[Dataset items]
-*-

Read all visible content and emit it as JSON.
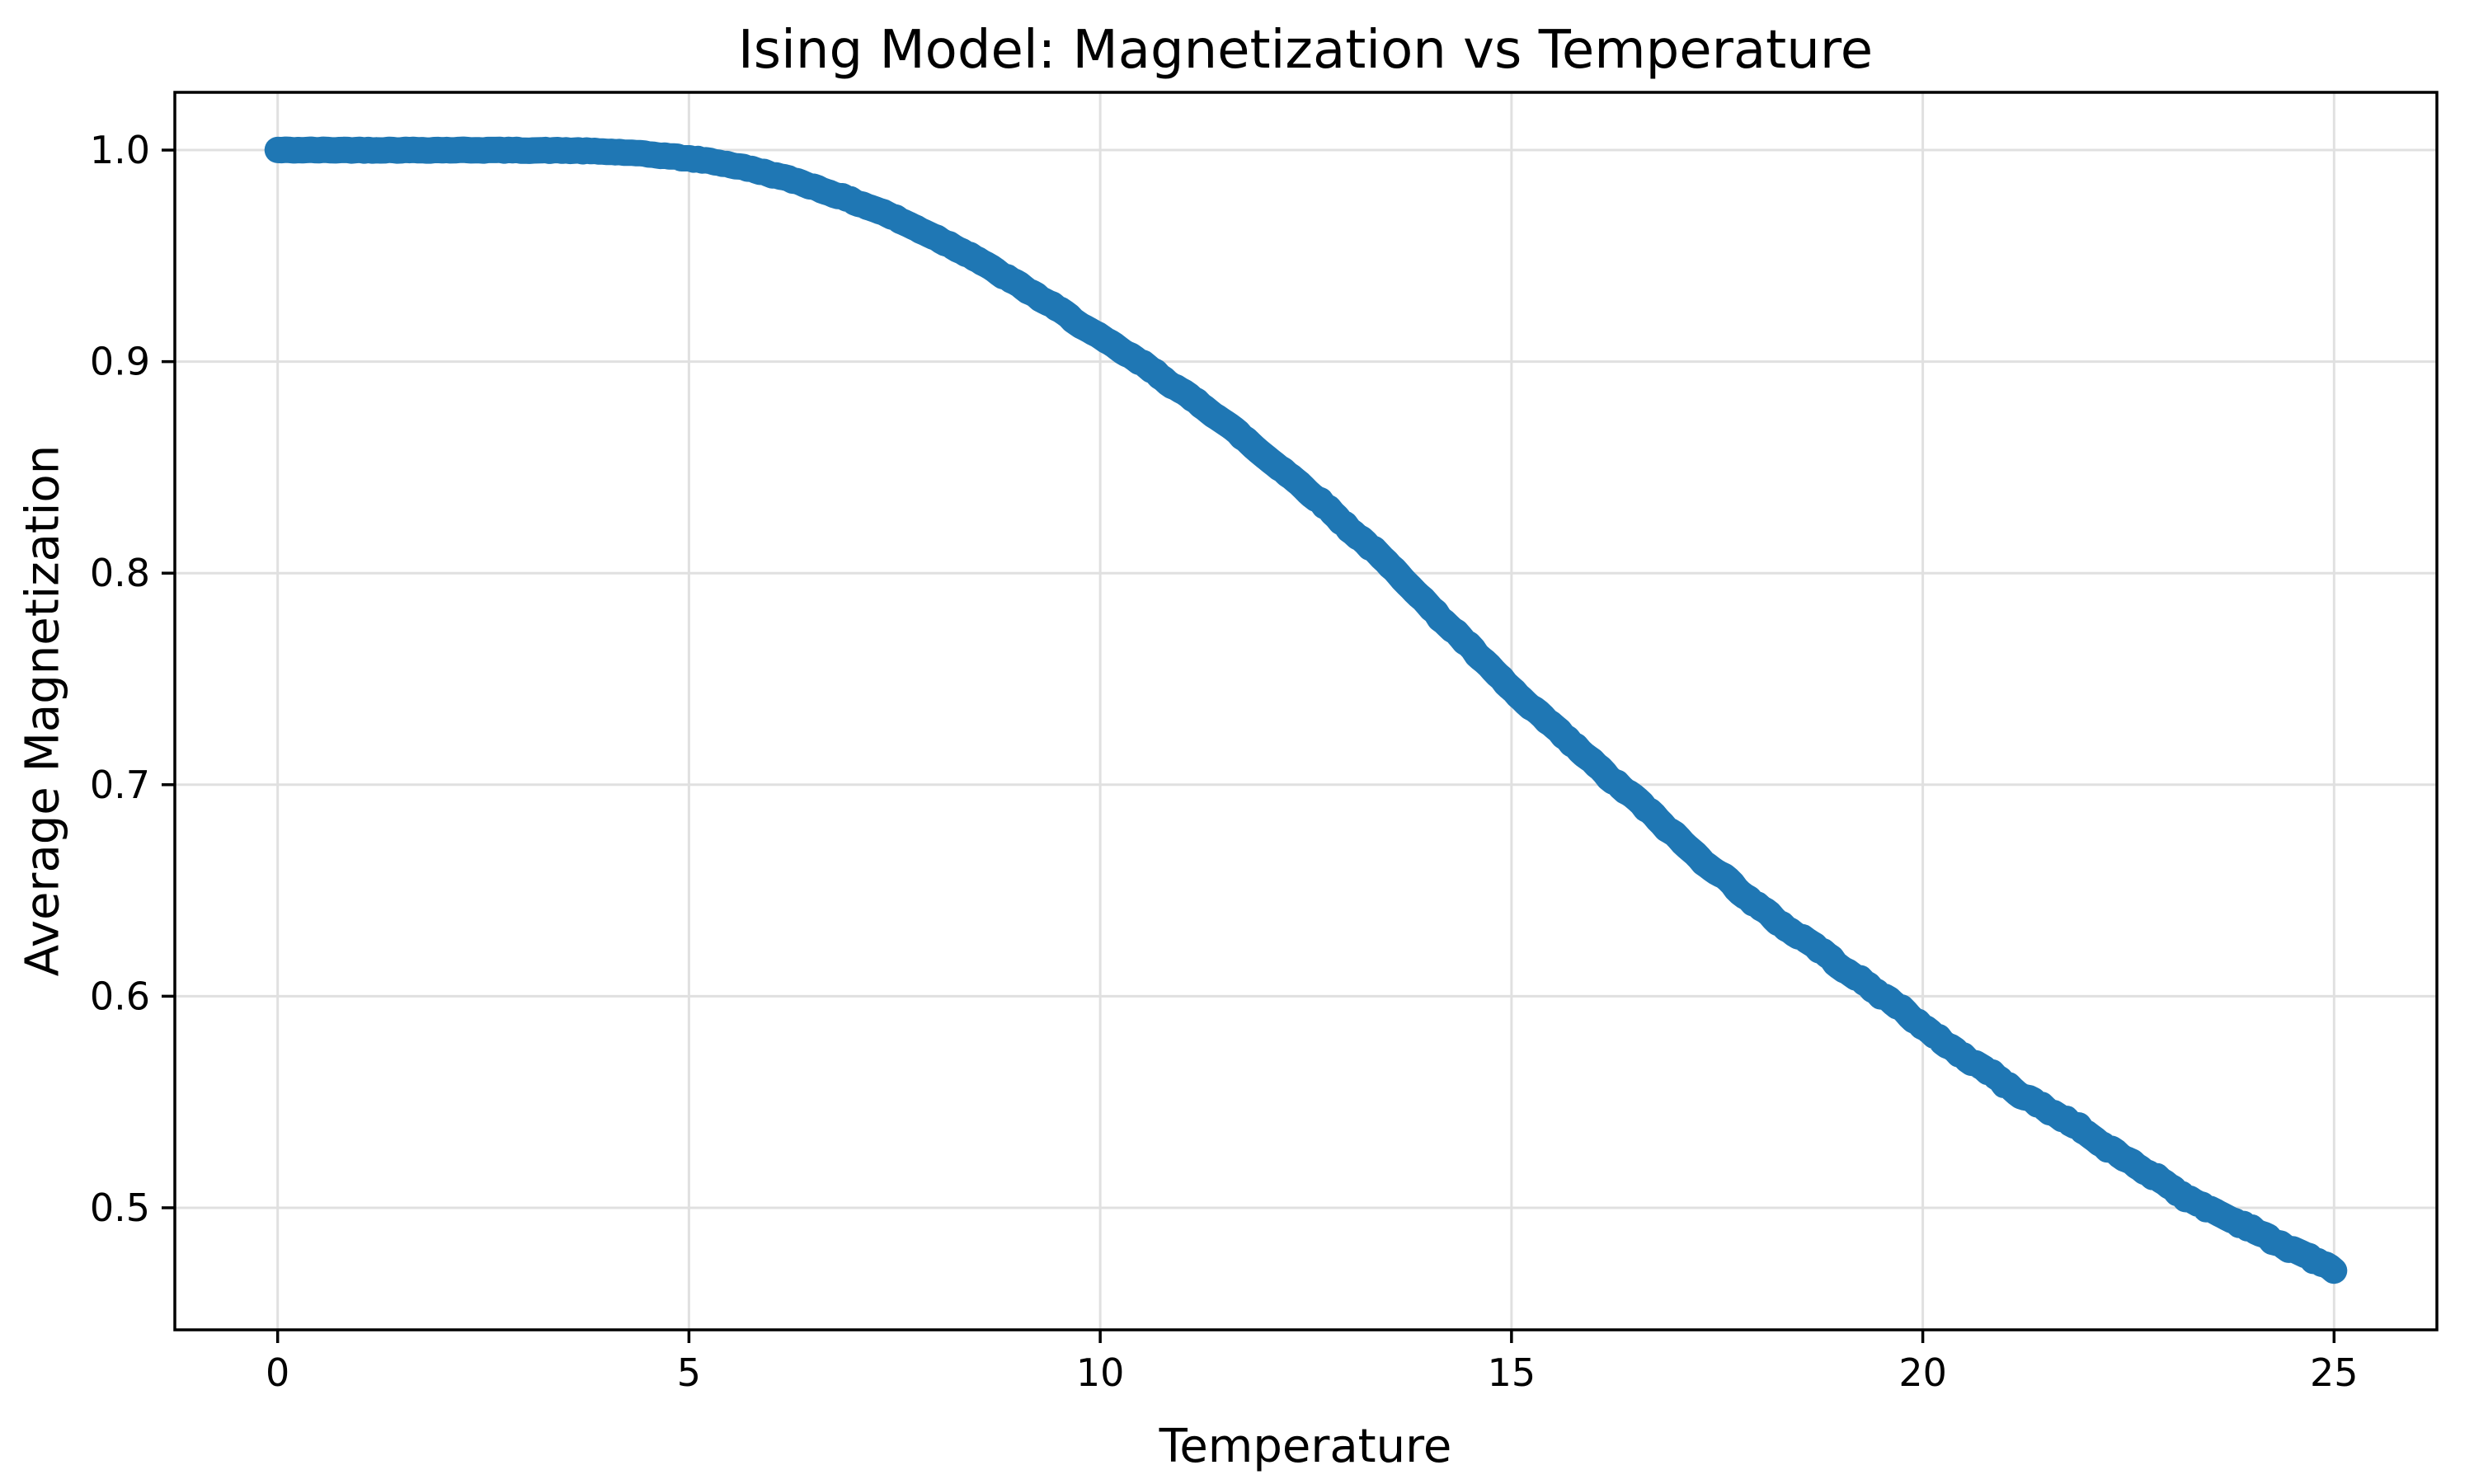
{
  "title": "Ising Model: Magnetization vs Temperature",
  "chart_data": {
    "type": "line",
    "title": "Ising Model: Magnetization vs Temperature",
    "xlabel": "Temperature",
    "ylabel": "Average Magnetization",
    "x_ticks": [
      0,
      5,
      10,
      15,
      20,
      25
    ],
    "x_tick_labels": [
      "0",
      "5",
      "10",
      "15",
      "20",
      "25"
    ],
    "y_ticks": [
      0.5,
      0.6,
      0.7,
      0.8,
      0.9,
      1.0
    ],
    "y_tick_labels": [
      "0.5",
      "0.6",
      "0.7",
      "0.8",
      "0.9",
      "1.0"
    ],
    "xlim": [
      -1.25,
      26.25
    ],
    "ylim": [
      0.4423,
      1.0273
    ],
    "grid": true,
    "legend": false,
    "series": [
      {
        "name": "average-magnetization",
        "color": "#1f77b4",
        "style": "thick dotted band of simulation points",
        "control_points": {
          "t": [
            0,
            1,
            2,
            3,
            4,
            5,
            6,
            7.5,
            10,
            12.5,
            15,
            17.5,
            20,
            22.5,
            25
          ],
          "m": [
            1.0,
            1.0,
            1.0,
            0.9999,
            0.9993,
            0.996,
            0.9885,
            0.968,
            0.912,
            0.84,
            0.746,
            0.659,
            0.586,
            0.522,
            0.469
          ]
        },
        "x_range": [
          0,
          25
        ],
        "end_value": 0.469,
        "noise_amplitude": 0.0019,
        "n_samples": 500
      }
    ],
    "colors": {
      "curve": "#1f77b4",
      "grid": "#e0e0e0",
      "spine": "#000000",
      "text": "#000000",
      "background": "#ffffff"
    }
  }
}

-*-

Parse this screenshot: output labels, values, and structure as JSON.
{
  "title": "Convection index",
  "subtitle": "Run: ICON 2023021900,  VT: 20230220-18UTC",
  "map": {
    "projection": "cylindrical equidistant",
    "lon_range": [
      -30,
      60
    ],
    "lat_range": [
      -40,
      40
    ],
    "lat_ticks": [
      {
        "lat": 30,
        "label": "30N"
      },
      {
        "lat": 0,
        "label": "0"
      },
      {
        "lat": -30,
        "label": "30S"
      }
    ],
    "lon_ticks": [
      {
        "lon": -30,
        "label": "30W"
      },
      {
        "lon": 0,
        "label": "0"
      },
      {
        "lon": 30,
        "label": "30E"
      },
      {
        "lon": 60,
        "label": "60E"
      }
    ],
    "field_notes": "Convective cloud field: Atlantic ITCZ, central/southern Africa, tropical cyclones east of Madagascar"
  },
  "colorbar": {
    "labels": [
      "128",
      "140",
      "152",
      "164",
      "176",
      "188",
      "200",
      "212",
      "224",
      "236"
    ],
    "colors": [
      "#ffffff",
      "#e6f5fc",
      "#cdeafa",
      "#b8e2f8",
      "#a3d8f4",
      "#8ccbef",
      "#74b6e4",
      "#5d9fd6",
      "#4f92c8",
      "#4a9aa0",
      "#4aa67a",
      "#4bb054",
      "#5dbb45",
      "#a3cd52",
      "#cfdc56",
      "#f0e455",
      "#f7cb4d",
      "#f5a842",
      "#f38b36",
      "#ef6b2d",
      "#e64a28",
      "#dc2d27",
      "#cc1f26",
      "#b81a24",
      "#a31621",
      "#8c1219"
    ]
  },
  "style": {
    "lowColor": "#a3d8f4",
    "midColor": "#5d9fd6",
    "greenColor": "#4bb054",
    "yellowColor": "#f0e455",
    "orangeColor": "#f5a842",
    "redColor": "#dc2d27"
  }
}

-*-

* [What is needed]
Working from the listing above, pick out every line that has "Temperature" and copy it.

* [Completed task]
  "title": "Ising Model: Magnetization vs Temperature",
    "title": "Ising Model: Magnetization vs Temperature",
    "xlabel": "Temperature",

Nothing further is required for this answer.